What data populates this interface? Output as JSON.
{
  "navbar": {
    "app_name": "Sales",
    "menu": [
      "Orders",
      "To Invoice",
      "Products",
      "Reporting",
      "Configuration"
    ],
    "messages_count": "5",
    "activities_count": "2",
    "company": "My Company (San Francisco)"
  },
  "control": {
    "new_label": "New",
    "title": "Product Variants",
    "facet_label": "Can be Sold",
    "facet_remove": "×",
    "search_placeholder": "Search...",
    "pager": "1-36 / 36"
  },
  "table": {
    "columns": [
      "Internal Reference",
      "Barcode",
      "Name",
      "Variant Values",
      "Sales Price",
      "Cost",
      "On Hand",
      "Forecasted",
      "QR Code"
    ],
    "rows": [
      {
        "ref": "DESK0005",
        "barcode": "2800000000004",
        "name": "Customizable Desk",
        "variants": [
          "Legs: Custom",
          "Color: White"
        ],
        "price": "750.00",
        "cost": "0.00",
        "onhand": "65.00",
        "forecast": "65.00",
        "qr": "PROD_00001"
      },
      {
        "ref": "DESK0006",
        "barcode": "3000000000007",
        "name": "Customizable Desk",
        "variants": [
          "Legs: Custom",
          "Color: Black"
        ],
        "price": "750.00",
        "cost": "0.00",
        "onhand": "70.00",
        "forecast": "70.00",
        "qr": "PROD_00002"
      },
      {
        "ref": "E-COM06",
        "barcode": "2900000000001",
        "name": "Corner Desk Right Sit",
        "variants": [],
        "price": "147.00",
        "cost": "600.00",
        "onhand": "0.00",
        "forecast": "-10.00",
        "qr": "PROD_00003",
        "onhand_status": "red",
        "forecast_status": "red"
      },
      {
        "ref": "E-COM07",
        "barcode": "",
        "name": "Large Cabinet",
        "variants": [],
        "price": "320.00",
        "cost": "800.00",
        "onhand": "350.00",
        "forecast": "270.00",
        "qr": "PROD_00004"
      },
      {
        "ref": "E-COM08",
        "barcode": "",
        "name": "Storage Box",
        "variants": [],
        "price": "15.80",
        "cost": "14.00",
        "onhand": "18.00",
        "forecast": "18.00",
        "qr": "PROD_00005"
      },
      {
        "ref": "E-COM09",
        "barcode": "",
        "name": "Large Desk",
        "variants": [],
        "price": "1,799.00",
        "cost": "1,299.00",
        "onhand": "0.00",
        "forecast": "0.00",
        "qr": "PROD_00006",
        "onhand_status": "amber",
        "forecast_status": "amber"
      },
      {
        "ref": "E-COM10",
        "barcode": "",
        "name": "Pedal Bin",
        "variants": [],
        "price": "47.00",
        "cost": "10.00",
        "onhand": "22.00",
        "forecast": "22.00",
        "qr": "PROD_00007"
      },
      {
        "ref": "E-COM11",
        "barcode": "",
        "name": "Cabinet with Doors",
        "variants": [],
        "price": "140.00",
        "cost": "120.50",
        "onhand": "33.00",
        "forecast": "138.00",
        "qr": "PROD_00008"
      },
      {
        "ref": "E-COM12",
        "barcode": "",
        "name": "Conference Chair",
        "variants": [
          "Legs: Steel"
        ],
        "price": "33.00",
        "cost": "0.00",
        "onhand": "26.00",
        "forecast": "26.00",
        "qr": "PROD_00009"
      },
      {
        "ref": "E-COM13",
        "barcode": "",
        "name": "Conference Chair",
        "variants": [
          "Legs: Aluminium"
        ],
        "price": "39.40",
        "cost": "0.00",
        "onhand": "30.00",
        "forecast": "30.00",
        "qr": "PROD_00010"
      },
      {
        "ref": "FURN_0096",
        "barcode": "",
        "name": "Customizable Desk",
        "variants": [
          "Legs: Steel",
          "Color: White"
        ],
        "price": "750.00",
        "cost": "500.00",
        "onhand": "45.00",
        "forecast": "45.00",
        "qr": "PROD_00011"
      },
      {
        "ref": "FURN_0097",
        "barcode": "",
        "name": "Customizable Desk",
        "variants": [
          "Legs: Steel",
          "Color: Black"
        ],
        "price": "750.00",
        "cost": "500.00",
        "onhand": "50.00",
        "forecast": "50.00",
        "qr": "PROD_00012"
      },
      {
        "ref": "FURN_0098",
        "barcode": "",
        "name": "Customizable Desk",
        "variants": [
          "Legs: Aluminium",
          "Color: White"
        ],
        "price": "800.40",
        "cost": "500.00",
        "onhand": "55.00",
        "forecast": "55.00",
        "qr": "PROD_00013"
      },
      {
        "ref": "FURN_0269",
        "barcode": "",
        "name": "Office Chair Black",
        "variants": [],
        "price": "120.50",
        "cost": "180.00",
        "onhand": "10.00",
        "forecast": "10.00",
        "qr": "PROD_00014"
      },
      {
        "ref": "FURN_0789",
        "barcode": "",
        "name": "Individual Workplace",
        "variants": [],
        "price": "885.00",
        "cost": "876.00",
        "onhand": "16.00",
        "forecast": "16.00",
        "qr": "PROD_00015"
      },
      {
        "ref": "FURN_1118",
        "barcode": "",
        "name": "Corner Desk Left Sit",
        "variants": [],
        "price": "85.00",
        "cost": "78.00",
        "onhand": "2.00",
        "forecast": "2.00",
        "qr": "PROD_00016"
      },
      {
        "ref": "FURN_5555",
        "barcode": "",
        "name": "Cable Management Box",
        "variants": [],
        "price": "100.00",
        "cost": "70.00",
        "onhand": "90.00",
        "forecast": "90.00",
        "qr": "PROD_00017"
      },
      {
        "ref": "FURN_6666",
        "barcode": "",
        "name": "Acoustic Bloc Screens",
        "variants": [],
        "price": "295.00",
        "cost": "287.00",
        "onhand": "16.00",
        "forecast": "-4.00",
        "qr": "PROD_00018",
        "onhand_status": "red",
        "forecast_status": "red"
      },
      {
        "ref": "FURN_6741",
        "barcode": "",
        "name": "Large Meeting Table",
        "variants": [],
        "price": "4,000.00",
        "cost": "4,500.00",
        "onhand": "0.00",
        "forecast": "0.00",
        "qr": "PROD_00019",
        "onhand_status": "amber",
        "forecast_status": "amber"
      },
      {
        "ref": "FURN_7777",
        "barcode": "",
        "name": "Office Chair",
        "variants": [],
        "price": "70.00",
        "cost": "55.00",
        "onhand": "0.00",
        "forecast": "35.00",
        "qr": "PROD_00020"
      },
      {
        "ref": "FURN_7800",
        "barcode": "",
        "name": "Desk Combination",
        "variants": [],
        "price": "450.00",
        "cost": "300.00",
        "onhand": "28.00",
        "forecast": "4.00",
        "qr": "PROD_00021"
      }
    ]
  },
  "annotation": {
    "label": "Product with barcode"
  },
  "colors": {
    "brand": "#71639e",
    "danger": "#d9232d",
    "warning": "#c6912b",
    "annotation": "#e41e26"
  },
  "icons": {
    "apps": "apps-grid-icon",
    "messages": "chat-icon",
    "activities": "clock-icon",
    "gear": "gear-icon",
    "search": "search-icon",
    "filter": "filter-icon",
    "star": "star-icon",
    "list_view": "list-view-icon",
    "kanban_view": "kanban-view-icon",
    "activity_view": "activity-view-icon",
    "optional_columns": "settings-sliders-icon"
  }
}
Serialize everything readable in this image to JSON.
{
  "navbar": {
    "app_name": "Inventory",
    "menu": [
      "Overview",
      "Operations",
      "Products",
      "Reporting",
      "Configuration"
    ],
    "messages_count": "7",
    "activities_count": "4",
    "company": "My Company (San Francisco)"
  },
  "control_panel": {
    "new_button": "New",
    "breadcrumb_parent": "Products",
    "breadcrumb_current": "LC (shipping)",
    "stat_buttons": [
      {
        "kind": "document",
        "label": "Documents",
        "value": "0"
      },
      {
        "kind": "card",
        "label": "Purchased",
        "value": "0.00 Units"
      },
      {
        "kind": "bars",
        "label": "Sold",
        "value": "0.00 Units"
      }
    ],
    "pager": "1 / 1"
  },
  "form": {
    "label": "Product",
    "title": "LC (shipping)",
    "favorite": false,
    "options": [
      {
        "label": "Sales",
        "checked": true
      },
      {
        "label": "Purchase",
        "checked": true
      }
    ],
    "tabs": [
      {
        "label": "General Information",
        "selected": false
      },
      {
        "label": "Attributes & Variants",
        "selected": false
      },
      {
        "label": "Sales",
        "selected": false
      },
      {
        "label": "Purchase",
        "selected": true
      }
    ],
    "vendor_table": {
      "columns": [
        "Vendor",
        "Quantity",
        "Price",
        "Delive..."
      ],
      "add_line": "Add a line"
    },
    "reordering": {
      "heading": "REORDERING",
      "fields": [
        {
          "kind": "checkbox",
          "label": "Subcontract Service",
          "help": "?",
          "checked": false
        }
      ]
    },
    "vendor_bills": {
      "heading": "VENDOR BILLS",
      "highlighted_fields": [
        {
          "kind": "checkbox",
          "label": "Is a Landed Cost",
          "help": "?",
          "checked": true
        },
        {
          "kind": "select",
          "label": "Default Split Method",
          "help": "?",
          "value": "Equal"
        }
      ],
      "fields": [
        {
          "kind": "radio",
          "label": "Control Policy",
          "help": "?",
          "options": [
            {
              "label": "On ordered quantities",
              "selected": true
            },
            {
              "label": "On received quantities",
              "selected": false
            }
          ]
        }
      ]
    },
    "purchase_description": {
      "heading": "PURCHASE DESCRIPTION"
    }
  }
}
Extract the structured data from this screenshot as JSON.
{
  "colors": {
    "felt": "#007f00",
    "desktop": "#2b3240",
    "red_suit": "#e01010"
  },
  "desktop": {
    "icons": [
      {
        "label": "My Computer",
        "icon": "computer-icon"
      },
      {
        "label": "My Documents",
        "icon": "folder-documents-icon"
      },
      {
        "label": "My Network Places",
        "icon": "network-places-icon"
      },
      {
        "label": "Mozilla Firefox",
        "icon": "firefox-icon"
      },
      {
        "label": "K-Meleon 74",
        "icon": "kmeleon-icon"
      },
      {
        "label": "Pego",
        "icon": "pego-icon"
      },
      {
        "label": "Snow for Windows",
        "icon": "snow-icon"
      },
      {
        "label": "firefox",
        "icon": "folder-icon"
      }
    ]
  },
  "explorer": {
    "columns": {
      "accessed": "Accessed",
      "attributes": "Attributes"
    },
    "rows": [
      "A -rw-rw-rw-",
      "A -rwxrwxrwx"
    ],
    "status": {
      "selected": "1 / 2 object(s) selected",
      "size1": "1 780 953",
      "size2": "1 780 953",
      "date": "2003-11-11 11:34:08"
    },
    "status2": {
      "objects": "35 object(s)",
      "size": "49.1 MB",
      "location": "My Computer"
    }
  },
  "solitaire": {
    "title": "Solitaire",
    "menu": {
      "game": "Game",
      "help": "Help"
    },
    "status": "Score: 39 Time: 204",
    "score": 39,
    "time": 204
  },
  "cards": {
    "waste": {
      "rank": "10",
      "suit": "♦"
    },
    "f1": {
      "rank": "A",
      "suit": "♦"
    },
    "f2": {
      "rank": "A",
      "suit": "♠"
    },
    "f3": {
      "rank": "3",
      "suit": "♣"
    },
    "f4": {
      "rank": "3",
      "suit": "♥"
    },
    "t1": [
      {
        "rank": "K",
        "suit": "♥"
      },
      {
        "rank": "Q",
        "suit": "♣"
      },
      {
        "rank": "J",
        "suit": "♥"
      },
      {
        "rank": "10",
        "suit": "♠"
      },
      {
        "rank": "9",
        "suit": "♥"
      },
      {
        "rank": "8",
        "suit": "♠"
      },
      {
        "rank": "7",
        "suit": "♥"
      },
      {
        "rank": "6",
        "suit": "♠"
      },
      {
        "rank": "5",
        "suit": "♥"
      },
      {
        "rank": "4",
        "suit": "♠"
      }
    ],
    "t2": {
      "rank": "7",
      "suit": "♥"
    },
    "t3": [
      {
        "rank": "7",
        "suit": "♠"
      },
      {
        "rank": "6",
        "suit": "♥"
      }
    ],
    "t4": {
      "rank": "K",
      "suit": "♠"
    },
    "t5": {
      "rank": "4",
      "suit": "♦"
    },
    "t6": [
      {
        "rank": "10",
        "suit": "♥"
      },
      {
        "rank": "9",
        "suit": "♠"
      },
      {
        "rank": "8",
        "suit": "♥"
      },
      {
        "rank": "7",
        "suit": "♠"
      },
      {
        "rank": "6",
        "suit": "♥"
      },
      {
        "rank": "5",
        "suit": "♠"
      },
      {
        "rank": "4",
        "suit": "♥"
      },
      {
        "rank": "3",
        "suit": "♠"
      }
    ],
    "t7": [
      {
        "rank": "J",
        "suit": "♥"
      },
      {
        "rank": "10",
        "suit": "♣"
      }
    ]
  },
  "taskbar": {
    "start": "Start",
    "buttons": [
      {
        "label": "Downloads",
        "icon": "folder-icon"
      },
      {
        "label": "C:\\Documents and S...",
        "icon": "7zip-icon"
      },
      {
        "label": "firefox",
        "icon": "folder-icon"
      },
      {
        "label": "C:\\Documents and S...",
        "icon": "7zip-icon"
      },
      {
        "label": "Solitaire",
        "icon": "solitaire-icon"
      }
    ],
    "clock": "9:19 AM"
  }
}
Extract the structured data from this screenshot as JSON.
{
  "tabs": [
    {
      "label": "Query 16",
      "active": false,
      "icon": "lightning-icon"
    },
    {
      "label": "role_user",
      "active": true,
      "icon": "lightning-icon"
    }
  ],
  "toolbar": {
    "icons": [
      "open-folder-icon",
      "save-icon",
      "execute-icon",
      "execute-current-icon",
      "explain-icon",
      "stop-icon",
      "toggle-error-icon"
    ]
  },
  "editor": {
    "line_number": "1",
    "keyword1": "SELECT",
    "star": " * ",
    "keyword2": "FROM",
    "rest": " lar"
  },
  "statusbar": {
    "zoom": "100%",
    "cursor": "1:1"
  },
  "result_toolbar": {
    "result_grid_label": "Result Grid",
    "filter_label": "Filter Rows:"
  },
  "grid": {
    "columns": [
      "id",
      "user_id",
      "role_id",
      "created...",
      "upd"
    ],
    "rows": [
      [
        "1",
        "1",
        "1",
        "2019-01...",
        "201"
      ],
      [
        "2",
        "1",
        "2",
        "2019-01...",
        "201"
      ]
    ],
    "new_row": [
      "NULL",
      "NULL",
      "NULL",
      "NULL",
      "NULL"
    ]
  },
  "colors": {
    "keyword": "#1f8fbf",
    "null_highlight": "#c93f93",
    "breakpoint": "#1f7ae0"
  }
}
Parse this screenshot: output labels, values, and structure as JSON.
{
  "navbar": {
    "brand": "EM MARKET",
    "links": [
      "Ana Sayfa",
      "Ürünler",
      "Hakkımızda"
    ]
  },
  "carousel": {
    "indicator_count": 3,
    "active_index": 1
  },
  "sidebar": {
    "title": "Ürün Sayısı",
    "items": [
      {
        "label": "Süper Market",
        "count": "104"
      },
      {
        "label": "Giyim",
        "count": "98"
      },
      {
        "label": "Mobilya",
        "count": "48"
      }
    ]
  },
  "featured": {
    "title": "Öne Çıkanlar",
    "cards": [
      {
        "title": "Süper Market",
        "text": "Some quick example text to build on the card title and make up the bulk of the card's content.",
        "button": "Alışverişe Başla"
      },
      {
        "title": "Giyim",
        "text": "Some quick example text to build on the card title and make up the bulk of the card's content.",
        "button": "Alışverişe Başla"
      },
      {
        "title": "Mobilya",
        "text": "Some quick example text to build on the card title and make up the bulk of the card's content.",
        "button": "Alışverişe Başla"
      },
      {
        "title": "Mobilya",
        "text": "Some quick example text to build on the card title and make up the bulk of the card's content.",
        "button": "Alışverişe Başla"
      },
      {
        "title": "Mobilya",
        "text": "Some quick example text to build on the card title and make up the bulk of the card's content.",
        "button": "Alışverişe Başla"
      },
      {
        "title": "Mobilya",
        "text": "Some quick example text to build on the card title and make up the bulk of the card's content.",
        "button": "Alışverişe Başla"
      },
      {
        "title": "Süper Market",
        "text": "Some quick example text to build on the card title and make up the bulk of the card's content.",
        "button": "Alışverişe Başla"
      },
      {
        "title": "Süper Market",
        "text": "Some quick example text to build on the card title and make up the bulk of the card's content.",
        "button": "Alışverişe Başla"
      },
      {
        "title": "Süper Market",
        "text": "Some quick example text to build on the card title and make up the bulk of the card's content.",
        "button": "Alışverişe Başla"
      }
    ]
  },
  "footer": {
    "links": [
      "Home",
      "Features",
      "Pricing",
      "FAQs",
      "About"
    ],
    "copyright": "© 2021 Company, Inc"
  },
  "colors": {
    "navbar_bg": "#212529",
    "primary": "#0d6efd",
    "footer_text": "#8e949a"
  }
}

────────────────────

* EXERCISE
How many lines of the entries above hold the string "Chair"? Reply with the number alone.

* ANSWER TO THIS PROBLEM
4